-- start --

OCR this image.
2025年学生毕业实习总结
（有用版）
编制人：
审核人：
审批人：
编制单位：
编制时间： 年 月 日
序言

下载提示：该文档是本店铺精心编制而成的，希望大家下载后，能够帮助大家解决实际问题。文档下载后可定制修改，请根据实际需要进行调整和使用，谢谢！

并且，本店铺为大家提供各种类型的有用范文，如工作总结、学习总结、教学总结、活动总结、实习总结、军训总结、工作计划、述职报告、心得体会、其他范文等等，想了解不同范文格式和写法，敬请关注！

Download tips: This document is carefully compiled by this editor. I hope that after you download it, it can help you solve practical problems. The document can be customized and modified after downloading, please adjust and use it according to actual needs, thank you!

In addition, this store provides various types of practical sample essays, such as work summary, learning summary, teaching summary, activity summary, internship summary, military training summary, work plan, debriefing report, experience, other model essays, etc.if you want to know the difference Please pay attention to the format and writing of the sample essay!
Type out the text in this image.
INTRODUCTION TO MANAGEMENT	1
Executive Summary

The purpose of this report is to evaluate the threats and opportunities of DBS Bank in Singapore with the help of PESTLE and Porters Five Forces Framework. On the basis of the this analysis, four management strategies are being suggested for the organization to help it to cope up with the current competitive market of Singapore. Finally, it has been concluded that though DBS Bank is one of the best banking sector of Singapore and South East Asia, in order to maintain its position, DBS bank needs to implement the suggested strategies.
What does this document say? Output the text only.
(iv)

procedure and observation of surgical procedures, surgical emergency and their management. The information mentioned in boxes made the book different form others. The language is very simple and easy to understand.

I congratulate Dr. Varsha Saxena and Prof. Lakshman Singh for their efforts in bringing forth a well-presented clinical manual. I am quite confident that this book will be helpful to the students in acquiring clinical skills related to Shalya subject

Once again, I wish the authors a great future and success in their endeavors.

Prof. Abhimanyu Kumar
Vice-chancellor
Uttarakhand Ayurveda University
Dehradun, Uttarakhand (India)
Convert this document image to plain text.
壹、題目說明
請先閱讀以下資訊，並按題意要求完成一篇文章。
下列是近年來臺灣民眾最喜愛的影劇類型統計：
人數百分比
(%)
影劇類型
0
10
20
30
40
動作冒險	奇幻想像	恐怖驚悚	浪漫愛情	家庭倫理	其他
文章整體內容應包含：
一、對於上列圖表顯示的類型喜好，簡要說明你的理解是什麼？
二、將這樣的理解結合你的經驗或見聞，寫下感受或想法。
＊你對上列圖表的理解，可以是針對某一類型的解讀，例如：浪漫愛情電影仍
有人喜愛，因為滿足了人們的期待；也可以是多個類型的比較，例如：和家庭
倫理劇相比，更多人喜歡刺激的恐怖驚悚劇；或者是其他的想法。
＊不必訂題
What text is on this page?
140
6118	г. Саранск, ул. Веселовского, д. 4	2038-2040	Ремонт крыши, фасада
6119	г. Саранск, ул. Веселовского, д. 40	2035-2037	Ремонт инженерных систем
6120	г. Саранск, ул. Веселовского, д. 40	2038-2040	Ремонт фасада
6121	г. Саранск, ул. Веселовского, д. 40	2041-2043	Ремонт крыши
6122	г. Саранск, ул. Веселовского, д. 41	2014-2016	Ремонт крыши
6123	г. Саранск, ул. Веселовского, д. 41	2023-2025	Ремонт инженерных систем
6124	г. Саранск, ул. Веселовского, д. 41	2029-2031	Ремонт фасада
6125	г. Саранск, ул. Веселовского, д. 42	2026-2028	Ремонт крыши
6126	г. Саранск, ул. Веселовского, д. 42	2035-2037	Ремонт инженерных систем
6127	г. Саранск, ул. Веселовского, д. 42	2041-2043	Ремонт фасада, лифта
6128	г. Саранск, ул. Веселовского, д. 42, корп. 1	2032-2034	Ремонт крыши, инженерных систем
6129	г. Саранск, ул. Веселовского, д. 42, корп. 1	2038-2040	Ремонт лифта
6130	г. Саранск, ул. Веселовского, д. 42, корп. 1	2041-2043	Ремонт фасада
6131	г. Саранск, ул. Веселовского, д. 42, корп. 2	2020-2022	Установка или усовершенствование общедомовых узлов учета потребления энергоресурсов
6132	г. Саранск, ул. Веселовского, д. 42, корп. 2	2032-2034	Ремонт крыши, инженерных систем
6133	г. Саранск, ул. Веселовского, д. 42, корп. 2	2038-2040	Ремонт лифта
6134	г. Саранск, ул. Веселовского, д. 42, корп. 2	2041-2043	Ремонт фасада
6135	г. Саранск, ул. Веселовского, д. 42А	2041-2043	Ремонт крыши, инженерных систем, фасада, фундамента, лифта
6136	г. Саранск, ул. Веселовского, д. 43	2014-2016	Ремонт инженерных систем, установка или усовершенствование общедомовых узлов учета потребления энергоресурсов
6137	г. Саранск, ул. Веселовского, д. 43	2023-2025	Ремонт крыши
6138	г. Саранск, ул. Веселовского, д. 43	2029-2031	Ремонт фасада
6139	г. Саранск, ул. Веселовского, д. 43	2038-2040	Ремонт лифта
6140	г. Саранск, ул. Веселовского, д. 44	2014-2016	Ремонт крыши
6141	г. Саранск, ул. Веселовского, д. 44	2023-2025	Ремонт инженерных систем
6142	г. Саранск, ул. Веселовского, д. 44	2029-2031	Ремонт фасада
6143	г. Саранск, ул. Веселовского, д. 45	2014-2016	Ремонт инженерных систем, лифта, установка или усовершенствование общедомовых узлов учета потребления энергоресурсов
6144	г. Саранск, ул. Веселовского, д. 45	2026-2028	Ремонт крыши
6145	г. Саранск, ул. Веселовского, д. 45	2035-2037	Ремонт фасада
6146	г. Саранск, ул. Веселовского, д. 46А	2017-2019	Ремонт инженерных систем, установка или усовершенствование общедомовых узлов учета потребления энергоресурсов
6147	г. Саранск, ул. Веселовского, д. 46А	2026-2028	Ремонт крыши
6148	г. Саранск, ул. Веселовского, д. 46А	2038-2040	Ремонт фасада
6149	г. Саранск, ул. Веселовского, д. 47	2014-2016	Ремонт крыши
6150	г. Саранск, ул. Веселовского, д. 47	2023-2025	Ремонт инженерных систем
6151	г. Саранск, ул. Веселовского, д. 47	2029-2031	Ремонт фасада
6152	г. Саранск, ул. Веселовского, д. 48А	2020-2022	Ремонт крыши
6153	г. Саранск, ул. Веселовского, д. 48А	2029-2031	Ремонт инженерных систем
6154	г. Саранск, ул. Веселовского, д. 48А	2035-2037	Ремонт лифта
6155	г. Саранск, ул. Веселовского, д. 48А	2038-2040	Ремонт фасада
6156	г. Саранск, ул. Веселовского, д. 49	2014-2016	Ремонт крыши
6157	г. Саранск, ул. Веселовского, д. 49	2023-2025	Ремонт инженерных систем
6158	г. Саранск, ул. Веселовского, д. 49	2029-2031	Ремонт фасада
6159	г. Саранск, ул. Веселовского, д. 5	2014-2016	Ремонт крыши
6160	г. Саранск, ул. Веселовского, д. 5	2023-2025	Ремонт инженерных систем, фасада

-- end --

### THE REQUEST
Determine the number of lines in the listing that contain the string "image". Write that number and nothing else.

### REPLY TO THE EXERCISE
3